# WORKING DATA
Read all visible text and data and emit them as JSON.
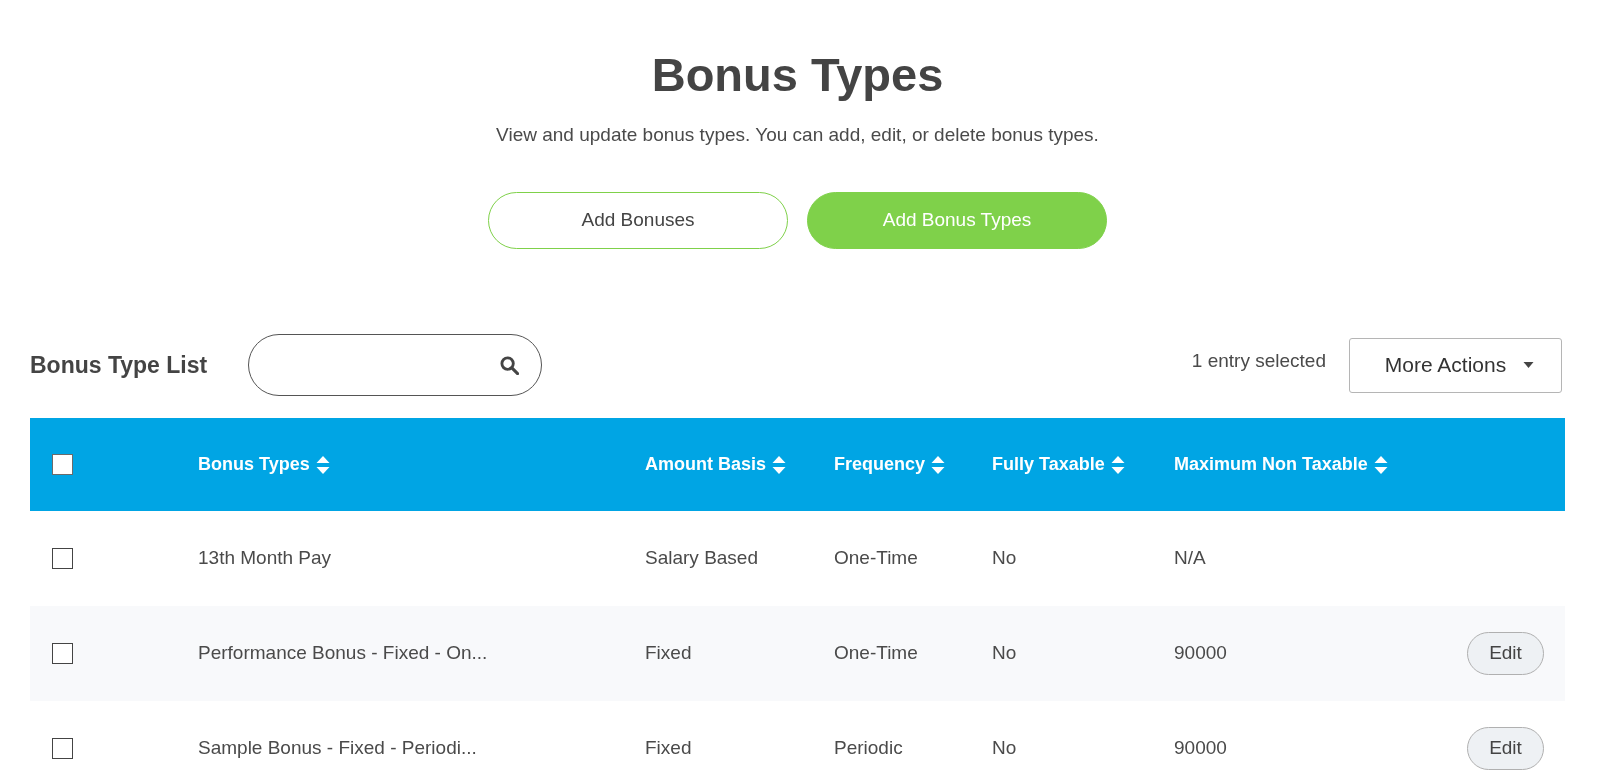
{
  "page": {
    "title": "Bonus Types",
    "subtitle": "View and update bonus types. You can add, edit, or delete bonus types."
  },
  "actions": [
    {
      "label": "Add Bonuses",
      "kind": "outline"
    },
    {
      "label": "Add Bonus Types",
      "kind": "filled"
    }
  ],
  "list_toolbar": {
    "title": "Bonus Type List",
    "selection_status": "1 entry selected",
    "more_actions": "More Actions"
  },
  "table": {
    "select_all": {
      "checked": false
    },
    "columns": [
      "Bonus Types",
      "Amount Basis",
      "Frequency",
      "Fully Taxable",
      "Maximum Non Taxable"
    ],
    "rows": [
      {
        "checked": false,
        "cells": [
          "13th Month Pay",
          "Salary Based",
          "One-Time",
          "No",
          "N/A"
        ]
      },
      {
        "checked": false,
        "cells": [
          "Performance Bonus - Fixed - On...",
          "Fixed",
          "One-Time",
          "No",
          "90000"
        ],
        "action": "Edit"
      },
      {
        "checked": false,
        "cells": [
          "Sample Bonus - Fixed - Periodi...",
          "Fixed",
          "Periodic",
          "No",
          "90000"
        ],
        "action": "Edit"
      }
    ]
  }
}
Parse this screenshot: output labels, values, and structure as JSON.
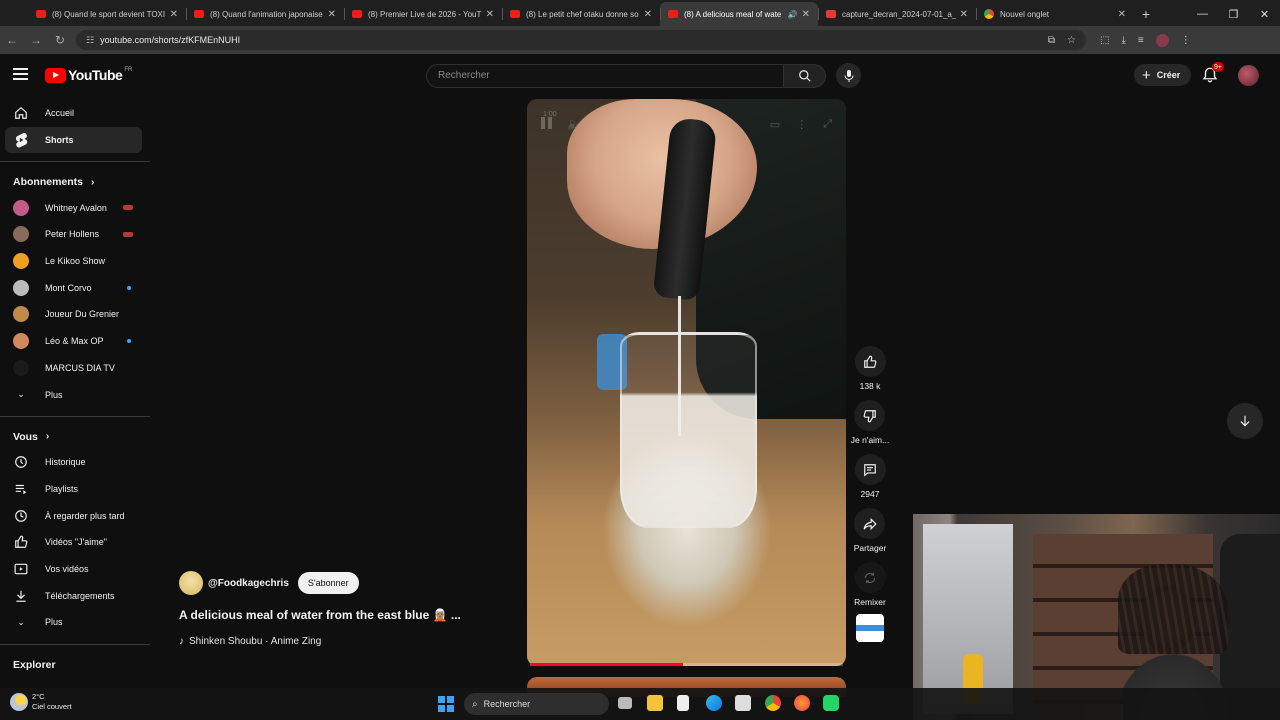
{
  "browser": {
    "tabs": [
      {
        "label": "(8) Quand le sport devient TOXI",
        "icon": "youtube-icon",
        "active": false
      },
      {
        "label": "(8) Quand l'animation japonaise",
        "icon": "youtube-icon",
        "active": false
      },
      {
        "label": "(8) Premier Live de 2026 - YouT",
        "icon": "youtube-icon",
        "active": false
      },
      {
        "label": "(8) Le petit chef otaku donne so",
        "icon": "youtube-icon",
        "active": false
      },
      {
        "label": "(8) A delicious meal of wate",
        "icon": "youtube-icon",
        "active": true
      },
      {
        "label": "capture_decran_2024-07-01_a_",
        "icon": "pdf-icon",
        "active": false
      },
      {
        "label": "Nouvel onglet",
        "icon": "chrome-icon",
        "active": false
      }
    ],
    "url": "youtube.com/shorts/zfKFMEnNUHI"
  },
  "header": {
    "logo_text": "YouTube",
    "logo_country": "FR",
    "search_placeholder": "Rechercher",
    "create_label": "Créer",
    "notifications_count": "9+"
  },
  "sidebar": {
    "main": [
      {
        "label": "Accueil",
        "icon": "home-icon"
      },
      {
        "label": "Shorts",
        "icon": "shorts-icon",
        "active": true
      }
    ],
    "subscriptions_heading": "Abonnements",
    "subscriptions": [
      {
        "label": "Whitney Avalon",
        "status": "live",
        "color": "#c45a8a"
      },
      {
        "label": "Peter Hollens",
        "status": "live",
        "color": "#8a6a5a"
      },
      {
        "label": "Le Kikoo Show",
        "status": "",
        "color": "#f0a020"
      },
      {
        "label": "Mont Corvo",
        "status": "new",
        "color": "#bbbbbb"
      },
      {
        "label": "Joueur Du Grenier",
        "status": "",
        "color": "#c08a4a"
      },
      {
        "label": "Léo & Max OP",
        "status": "new",
        "color": "#d08a60"
      },
      {
        "label": "MARCUS DIA TV",
        "status": "",
        "color": "#1a1a1a"
      }
    ],
    "more_label_1": "Plus",
    "you_heading": "Vous",
    "you_items": [
      {
        "label": "Historique",
        "icon": "history-icon"
      },
      {
        "label": "Playlists",
        "icon": "playlists-icon"
      },
      {
        "label": "À regarder plus tard",
        "icon": "watch-later-icon"
      },
      {
        "label": "Vidéos \"J'aime\"",
        "icon": "thumbs-up-icon"
      },
      {
        "label": "Vos vidéos",
        "icon": "your-videos-icon"
      },
      {
        "label": "Téléchargements",
        "icon": "download-icon"
      }
    ],
    "more_label_2": "Plus",
    "explore_heading": "Explorer"
  },
  "short": {
    "time": "1:00",
    "channel": "@Foodkagechris",
    "subscribe_label": "S'abonner",
    "title": "A delicious meal of water from the east blue 🧝🏽 ...",
    "music": "Shinken Shoubu · Anime Zing",
    "progress": 0.49
  },
  "actions": {
    "likes": "138 k",
    "dislike_label": "Je n'aim...",
    "comments": "2947",
    "share_label": "Partager",
    "remix_label": "Remixer"
  },
  "taskbar": {
    "temperature": "2°C",
    "weather": "Ciel couvert",
    "search_label": "Rechercher"
  }
}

# WORK INSTRUCTIONS
Which lines include "Quand"? Copy each of them out.

# WRITTEN REPLY
        "label": "(8) Quand le sport devient TOXI",
        "label": "(8) Quand l'animation japonaise",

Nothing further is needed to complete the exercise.